Dataset rows about figures
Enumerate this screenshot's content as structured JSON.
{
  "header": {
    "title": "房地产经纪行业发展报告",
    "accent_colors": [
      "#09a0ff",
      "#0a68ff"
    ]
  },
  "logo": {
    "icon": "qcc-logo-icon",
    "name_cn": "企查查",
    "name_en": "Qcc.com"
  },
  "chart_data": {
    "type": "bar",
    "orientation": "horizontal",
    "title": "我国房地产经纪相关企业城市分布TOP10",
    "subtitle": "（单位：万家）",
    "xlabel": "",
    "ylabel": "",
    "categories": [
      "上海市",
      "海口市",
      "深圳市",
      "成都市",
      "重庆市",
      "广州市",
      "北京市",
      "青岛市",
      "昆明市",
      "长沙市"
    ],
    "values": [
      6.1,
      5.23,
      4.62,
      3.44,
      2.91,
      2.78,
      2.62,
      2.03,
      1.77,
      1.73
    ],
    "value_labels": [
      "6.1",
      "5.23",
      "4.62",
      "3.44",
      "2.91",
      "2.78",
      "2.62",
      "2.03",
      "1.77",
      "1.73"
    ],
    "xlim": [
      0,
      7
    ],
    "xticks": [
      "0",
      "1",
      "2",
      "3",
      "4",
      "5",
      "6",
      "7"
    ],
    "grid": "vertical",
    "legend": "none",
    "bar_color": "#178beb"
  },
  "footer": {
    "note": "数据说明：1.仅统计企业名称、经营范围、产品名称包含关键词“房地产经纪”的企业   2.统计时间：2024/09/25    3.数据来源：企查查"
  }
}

**The request:**
Write out all the entries exactly.

**Correct result:**
Enumerate this screenshot's content as structured JSON.
{
  "header": {
    "title": "房地产经纪行业发展报告",
    "accent_colors": [
      "#09a0ff",
      "#0a68ff"
    ]
  },
  "logo": {
    "icon": "qcc-logo-icon",
    "name_cn": "企查查",
    "name_en": "Qcc.com"
  },
  "chart_data": {
    "type": "bar",
    "orientation": "horizontal",
    "title": "我国房地产经纪相关企业城市分布TOP10",
    "subtitle": "（单位：万家）",
    "xlabel": "",
    "ylabel": "",
    "categories": [
      "上海市",
      "海口市",
      "深圳市",
      "成都市",
      "重庆市",
      "广州市",
      "北京市",
      "青岛市",
      "昆明市",
      "长沙市"
    ],
    "values": [
      6.1,
      5.23,
      4.62,
      3.44,
      2.91,
      2.78,
      2.62,
      2.03,
      1.77,
      1.73
    ],
    "value_labels": [
      "6.1",
      "5.23",
      "4.62",
      "3.44",
      "2.91",
      "2.78",
      "2.62",
      "2.03",
      "1.77",
      "1.73"
    ],
    "xlim": [
      0,
      7
    ],
    "xticks": [
      "0",
      "1",
      "2",
      "3",
      "4",
      "5",
      "6",
      "7"
    ],
    "grid": "vertical",
    "legend": "none",
    "bar_color": "#178beb"
  },
  "footer": {
    "note": "数据说明：1.仅统计企业名称、经营范围、产品名称包含关键词“房地产经纪”的企业   2.统计时间：2024/09/25    3.数据来源：企查查"
  }
}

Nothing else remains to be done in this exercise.